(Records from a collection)

[BEGIN]

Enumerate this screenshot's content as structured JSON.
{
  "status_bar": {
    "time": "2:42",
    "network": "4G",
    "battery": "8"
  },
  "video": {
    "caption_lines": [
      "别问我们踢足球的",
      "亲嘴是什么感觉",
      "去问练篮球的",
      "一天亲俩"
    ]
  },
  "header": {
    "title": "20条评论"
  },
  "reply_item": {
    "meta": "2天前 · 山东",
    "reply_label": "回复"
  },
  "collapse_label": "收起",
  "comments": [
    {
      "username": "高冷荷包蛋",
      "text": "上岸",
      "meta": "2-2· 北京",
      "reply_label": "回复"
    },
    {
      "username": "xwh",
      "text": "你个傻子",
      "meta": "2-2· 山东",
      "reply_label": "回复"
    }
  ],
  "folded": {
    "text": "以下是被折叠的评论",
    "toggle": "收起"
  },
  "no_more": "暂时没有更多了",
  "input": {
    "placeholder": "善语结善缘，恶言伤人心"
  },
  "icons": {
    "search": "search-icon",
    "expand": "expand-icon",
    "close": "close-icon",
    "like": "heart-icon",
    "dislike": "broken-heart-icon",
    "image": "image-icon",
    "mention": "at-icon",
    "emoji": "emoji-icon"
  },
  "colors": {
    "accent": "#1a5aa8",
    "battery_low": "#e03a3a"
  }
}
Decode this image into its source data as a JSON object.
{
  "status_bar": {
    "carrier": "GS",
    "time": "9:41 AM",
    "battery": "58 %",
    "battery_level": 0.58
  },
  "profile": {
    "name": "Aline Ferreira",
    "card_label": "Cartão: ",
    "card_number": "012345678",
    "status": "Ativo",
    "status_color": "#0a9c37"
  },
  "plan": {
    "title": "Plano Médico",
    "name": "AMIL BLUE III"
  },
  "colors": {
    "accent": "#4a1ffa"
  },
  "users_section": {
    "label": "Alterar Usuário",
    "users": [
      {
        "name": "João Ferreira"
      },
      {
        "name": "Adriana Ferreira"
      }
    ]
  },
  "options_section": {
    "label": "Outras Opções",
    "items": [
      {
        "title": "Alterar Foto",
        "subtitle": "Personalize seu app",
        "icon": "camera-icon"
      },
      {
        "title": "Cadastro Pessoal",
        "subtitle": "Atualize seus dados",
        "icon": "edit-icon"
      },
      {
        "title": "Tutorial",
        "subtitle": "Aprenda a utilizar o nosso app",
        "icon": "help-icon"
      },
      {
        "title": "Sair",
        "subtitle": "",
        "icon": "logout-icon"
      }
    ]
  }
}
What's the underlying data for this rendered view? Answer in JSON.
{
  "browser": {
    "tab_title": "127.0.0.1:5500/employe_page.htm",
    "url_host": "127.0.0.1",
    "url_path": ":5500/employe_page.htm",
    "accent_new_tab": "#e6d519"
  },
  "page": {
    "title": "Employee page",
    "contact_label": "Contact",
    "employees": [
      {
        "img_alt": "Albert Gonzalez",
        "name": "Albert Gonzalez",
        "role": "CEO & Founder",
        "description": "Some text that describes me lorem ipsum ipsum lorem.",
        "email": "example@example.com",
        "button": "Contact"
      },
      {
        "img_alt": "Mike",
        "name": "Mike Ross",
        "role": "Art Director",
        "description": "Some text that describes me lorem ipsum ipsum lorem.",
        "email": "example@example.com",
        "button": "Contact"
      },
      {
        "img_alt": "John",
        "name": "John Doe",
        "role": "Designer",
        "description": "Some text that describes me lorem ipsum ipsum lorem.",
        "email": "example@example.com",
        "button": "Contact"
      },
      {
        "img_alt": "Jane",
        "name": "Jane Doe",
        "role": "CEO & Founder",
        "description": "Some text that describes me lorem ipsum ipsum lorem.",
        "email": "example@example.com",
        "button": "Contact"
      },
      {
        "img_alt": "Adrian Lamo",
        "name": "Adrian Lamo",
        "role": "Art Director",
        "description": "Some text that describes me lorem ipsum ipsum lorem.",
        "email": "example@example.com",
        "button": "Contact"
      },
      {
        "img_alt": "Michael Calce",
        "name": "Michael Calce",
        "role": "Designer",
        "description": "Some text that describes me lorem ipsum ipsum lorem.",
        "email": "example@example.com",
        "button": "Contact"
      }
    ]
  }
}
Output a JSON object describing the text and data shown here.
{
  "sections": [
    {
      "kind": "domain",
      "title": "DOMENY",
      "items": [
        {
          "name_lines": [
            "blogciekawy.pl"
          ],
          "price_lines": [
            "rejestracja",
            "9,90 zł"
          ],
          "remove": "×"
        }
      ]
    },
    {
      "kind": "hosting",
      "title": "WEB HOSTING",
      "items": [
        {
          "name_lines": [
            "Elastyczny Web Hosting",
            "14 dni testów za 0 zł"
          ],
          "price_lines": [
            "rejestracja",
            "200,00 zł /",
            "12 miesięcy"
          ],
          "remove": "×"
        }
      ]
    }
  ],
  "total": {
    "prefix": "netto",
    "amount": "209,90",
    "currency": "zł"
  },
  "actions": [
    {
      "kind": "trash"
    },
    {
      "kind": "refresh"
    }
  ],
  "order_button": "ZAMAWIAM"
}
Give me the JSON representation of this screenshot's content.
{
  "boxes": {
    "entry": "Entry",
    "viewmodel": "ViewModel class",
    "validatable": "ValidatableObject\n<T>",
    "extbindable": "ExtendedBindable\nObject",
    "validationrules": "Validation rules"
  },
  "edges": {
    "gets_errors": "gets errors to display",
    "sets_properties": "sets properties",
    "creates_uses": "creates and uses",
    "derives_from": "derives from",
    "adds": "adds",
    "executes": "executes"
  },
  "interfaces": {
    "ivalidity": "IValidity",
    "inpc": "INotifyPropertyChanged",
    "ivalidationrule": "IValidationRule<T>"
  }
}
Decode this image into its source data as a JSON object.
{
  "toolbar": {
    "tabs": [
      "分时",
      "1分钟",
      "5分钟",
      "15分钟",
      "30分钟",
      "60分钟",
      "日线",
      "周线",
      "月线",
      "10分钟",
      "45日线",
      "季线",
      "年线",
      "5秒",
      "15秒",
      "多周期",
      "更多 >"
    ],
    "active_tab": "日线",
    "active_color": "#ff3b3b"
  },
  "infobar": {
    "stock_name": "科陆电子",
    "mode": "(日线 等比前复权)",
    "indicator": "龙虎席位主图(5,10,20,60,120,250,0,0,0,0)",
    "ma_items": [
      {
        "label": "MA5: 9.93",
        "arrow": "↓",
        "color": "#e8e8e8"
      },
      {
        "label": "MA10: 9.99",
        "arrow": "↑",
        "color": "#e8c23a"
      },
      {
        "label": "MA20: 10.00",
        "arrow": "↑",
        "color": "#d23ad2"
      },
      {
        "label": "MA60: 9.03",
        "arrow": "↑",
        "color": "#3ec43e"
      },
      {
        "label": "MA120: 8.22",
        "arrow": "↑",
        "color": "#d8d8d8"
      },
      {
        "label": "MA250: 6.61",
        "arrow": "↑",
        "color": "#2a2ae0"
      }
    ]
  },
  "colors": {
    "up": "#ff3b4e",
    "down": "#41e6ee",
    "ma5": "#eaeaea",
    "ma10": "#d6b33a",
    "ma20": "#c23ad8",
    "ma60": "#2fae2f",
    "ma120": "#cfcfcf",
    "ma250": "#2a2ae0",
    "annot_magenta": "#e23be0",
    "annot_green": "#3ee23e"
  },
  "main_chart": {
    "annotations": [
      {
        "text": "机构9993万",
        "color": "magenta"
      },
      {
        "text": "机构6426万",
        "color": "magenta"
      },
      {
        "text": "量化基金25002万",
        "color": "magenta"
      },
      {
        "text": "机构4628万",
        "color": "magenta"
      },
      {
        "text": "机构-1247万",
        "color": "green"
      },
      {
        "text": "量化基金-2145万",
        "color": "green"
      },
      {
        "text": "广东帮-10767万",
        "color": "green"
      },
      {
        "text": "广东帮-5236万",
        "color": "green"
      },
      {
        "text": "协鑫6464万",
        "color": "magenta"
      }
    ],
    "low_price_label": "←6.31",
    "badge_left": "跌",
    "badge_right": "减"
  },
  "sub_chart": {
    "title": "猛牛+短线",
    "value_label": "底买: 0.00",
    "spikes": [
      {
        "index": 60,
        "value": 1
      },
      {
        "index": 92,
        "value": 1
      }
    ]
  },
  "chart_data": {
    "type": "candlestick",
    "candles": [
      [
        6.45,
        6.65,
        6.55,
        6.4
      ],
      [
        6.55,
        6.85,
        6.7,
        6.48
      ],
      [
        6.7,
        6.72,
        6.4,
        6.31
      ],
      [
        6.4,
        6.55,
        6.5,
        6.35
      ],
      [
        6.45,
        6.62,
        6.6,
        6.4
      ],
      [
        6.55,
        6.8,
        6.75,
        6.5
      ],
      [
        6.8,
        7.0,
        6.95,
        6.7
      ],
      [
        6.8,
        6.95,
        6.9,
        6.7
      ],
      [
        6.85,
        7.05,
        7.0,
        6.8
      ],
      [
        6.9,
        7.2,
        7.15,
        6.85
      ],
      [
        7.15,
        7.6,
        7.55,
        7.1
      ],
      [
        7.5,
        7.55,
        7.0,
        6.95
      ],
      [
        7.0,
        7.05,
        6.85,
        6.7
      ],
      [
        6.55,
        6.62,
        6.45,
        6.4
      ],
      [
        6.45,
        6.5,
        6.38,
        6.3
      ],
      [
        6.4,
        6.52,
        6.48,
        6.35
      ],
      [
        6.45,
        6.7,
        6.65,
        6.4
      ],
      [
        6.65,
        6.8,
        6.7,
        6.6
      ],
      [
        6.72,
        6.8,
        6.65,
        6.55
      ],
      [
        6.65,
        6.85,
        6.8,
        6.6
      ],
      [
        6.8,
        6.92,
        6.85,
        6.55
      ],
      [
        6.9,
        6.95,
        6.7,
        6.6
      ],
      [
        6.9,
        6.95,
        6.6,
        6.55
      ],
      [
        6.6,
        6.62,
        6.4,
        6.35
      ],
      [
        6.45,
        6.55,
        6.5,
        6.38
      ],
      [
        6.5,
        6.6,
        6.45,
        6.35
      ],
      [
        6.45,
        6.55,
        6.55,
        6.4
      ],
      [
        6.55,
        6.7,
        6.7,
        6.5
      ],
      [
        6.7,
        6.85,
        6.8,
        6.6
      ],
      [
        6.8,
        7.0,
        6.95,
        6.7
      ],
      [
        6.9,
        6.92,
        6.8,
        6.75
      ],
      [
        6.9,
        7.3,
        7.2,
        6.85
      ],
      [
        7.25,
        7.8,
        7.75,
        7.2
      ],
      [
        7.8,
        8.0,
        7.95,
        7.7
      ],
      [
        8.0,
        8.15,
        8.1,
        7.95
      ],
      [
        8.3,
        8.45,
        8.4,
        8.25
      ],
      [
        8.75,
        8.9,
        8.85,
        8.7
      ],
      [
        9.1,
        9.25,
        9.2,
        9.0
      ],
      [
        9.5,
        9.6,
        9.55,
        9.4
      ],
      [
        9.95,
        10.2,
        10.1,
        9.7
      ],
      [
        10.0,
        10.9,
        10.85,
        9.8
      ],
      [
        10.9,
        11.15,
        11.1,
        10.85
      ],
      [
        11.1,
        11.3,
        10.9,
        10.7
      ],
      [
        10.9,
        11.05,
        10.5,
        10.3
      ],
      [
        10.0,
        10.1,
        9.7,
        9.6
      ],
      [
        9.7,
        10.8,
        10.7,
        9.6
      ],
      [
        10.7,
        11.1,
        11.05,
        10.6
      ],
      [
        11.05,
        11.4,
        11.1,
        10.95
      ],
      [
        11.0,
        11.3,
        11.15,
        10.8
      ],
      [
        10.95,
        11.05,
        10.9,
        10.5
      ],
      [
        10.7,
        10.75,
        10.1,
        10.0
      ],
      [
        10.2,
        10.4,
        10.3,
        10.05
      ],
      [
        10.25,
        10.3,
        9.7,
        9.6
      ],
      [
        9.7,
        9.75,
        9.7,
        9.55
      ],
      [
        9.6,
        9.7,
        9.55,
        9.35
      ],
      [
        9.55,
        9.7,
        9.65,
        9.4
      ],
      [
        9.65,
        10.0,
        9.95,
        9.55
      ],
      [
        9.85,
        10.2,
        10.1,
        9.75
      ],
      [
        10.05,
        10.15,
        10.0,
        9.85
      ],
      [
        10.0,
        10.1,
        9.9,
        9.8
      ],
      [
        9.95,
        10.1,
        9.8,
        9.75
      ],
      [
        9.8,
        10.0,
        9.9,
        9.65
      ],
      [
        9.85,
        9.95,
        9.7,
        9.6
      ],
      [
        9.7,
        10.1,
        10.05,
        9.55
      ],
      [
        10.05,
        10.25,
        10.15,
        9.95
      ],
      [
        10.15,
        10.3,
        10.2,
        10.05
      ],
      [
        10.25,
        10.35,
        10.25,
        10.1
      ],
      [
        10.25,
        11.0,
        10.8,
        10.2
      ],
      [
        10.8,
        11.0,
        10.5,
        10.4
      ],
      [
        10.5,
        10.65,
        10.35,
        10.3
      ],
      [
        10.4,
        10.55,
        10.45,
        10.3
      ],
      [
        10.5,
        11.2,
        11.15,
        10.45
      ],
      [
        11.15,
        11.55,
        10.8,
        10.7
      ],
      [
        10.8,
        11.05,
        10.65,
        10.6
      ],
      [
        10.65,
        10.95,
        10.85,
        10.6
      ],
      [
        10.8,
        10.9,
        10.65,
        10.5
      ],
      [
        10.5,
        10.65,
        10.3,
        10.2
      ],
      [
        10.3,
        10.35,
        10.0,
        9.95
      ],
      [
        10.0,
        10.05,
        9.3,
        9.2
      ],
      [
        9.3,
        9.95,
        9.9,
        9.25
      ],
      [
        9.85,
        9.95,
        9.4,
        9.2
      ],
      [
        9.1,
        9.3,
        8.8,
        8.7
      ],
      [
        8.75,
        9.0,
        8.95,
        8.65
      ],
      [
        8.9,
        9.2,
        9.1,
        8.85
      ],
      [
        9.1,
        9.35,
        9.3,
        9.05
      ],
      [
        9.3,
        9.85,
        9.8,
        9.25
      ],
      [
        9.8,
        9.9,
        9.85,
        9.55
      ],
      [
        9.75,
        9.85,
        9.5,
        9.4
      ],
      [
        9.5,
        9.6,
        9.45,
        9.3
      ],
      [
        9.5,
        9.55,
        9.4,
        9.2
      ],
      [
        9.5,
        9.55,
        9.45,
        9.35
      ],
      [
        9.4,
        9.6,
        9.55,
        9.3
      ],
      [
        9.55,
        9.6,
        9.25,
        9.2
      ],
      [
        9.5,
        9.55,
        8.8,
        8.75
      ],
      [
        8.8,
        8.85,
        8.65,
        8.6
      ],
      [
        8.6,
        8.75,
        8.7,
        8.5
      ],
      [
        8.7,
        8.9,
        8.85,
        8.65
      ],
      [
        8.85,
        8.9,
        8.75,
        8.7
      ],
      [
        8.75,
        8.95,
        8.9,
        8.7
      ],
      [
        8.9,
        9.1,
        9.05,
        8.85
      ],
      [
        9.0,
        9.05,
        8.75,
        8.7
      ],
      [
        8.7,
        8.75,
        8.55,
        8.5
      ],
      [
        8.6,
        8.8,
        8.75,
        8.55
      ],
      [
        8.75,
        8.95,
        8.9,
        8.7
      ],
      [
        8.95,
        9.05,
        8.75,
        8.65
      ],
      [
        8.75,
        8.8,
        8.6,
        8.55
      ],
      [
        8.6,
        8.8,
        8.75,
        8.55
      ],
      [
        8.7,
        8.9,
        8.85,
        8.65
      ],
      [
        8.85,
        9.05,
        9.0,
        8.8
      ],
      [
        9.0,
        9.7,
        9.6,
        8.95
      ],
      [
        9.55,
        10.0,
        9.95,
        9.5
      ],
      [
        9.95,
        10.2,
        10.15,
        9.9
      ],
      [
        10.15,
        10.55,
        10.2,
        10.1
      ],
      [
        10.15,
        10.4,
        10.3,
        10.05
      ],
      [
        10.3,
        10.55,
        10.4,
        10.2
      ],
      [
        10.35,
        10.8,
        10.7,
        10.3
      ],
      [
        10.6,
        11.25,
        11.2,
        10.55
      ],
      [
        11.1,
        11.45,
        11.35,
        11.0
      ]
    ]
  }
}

[END]

Task prompt => From the listing, copy each line containing the word "this".

Finished answer =>
Enumerate this screenshot's content as structured JSON.
Decode this image into its source data as a JSON object.
What's the underlying data for this rendered view? Answer in JSON.
Give me the JSON representation of this screenshot's content.
Decode this image into its source data as a JSON object.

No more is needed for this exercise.